**WORK REQUIRED**.
Using the listing beneath this task, count the lines with the word "Автор" and write only the result.

◆ ◆ ◆ ◆ ◆

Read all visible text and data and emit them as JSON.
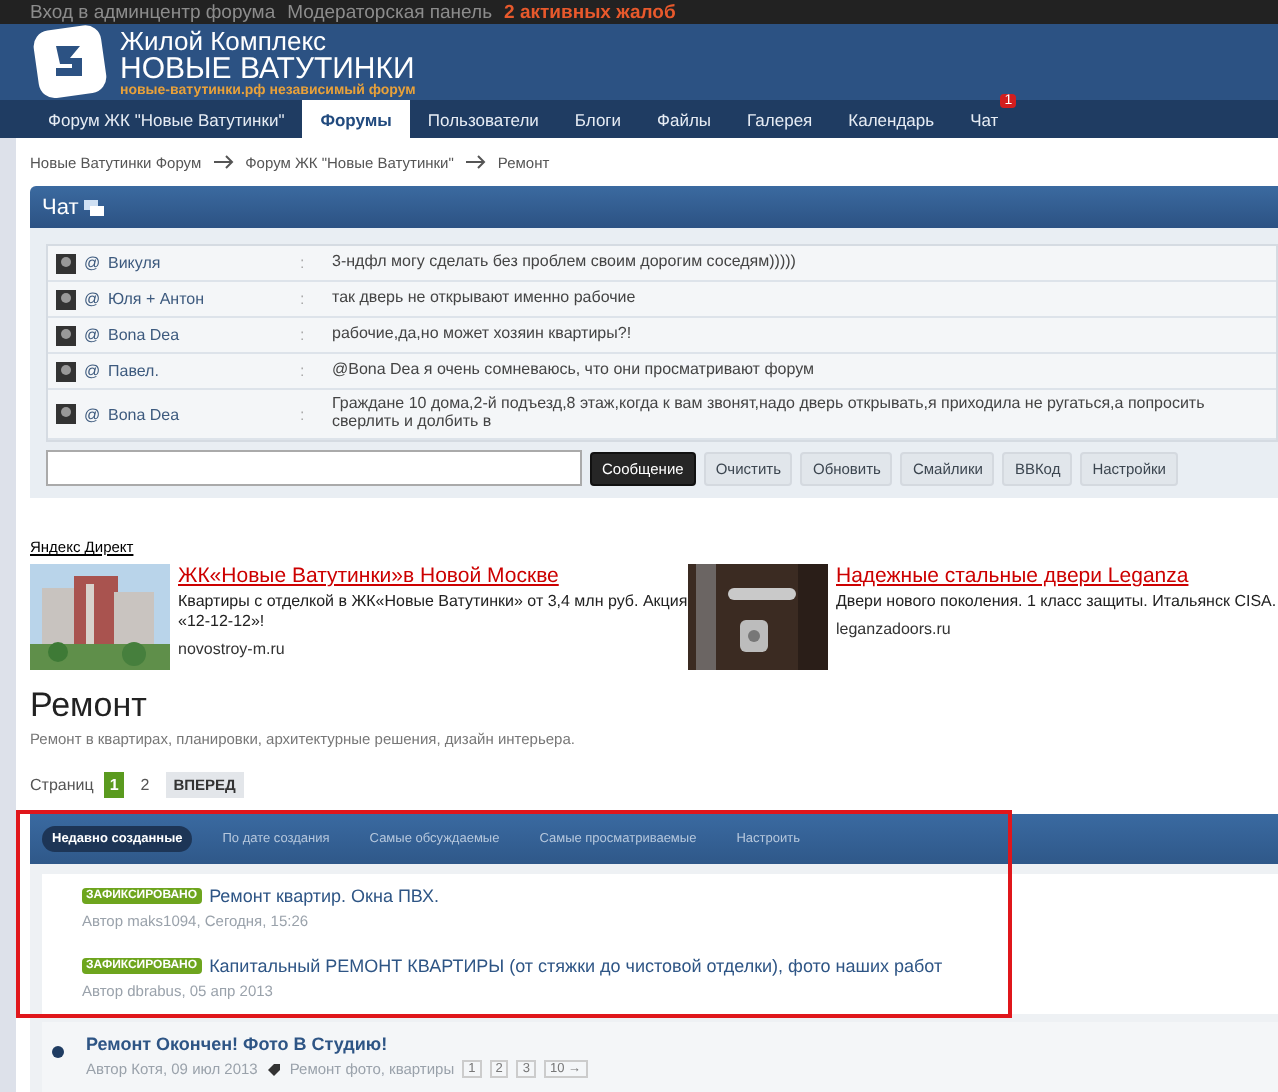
{
  "top_bar": {
    "links": [
      "Вход в админцентр форума",
      "Модераторская панель"
    ],
    "alert": "2 активных жалоб"
  },
  "logo": {
    "line1": "Жилой Комплекс",
    "line2": "НОВЫЕ ВАТУТИНКИ",
    "tagline": "новые-ватутинки.рф независимый форум"
  },
  "nav": [
    {
      "label": "Форум ЖК \"Новые Ватутинки\"",
      "selected": false
    },
    {
      "label": "Форумы",
      "selected": true
    },
    {
      "label": "Пользователи",
      "selected": false
    },
    {
      "label": "Блоги",
      "selected": false
    },
    {
      "label": "Файлы",
      "selected": false
    },
    {
      "label": "Галерея",
      "selected": false
    },
    {
      "label": "Календарь",
      "selected": false
    },
    {
      "label": "Чат",
      "selected": false,
      "badge": "1"
    }
  ],
  "breadcrumb": [
    "Новые Ватутинки Форум",
    "Форум ЖК \"Новые Ватутинки\"",
    "Ремонт"
  ],
  "chat": {
    "title": "Чат",
    "messages": [
      {
        "mention": "@",
        "author": "Викуля",
        "separator": ":",
        "text": "3-ндфл могу сделать без проблем своим дорогим соседям)))))"
      },
      {
        "mention": "@",
        "author": "Юля + Антон",
        "separator": ":",
        "text": "так дверь не открывают именно рабочие"
      },
      {
        "mention": "@",
        "author": "Bona Dea",
        "separator": ":",
        "text": "рабочие,да,но может хозяин квартиры?!"
      },
      {
        "mention": "@",
        "author": "Павел.",
        "separator": ":",
        "text": "@Bona Dea я очень сомневаюсь, что они просматривают форум"
      },
      {
        "mention": "@",
        "author": "Bona Dea",
        "separator": ":",
        "text": "Граждане 10 дома,2-й подъезд,8 этаж,когда к вам звонят,надо дверь открывать,я приходила не ругаться,а попросить сверлить и долбить в"
      }
    ],
    "buttons": [
      {
        "label": "Сообщение",
        "kind": "primary"
      },
      {
        "label": "Очистить",
        "kind": "plain"
      },
      {
        "label": "Обновить",
        "kind": "plain"
      },
      {
        "label": "Смайлики",
        "kind": "plain"
      },
      {
        "label": "BBКод",
        "kind": "plain"
      },
      {
        "label": "Настройки",
        "kind": "plain"
      }
    ]
  },
  "ads": {
    "label": "Яндекс Директ",
    "items": [
      {
        "title": "ЖК«Новые Ватутинки»в Новой Москве",
        "text": "Квартиры с отделкой в ЖК«Новые Ватутинки» от 3,4 млн руб. Акция «12-12-12»!",
        "domain": "novostroy-m.ru",
        "kind": "building"
      },
      {
        "title": "Надежные стальные двери Leganza",
        "text": "Двери нового поколения. 1 класс защиты. Итальянск CISA.",
        "domain": "leganzadoors.ru",
        "kind": "door"
      }
    ]
  },
  "forum": {
    "title": "Ремонт",
    "description": "Ремонт в квартирах, планировки, архитектурные решения, дизайн интерьера."
  },
  "pagination": {
    "label": "Страниц",
    "pages": [
      {
        "label": "1",
        "selected": true
      },
      {
        "label": "2",
        "selected": false
      }
    ],
    "next": "ВПЕРЕД"
  },
  "sort_tabs": [
    {
      "label": "Недавно созданные",
      "selected": true
    },
    {
      "label": "По дате создания",
      "selected": false
    },
    {
      "label": "Самые обсуждаемые",
      "selected": false
    },
    {
      "label": "Самые просматриваемые",
      "selected": false
    },
    {
      "label": "Настроить",
      "selected": false
    }
  ],
  "topics": [
    {
      "pinned": true,
      "tag": "ЗАФИКСИРОВАНО",
      "title": "Ремонт квартир. Окна ПВХ.",
      "meta": "Автор maks1094, Сегодня, 15:26"
    },
    {
      "pinned": true,
      "tag": "ЗАФИКСИРОВАНО",
      "title": "Капитальный РЕМОНТ КВАРТИРЫ (от стяжки до чистовой отделки), фото наших работ",
      "meta": "Автор dbrabus, 05 апр 2013"
    },
    {
      "pinned": false,
      "title": "Ремонт Окончен! Фото В Студию!",
      "meta": "Автор Котя, 09 июл 2013",
      "tags": "Ремонт фото, квартиры",
      "pages": [
        "1",
        "2",
        "3",
        "10 →"
      ]
    }
  ]
}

◆ ◆ ◆ ◆ ◆

**ANSWER TO THIS EXERCISE**.
3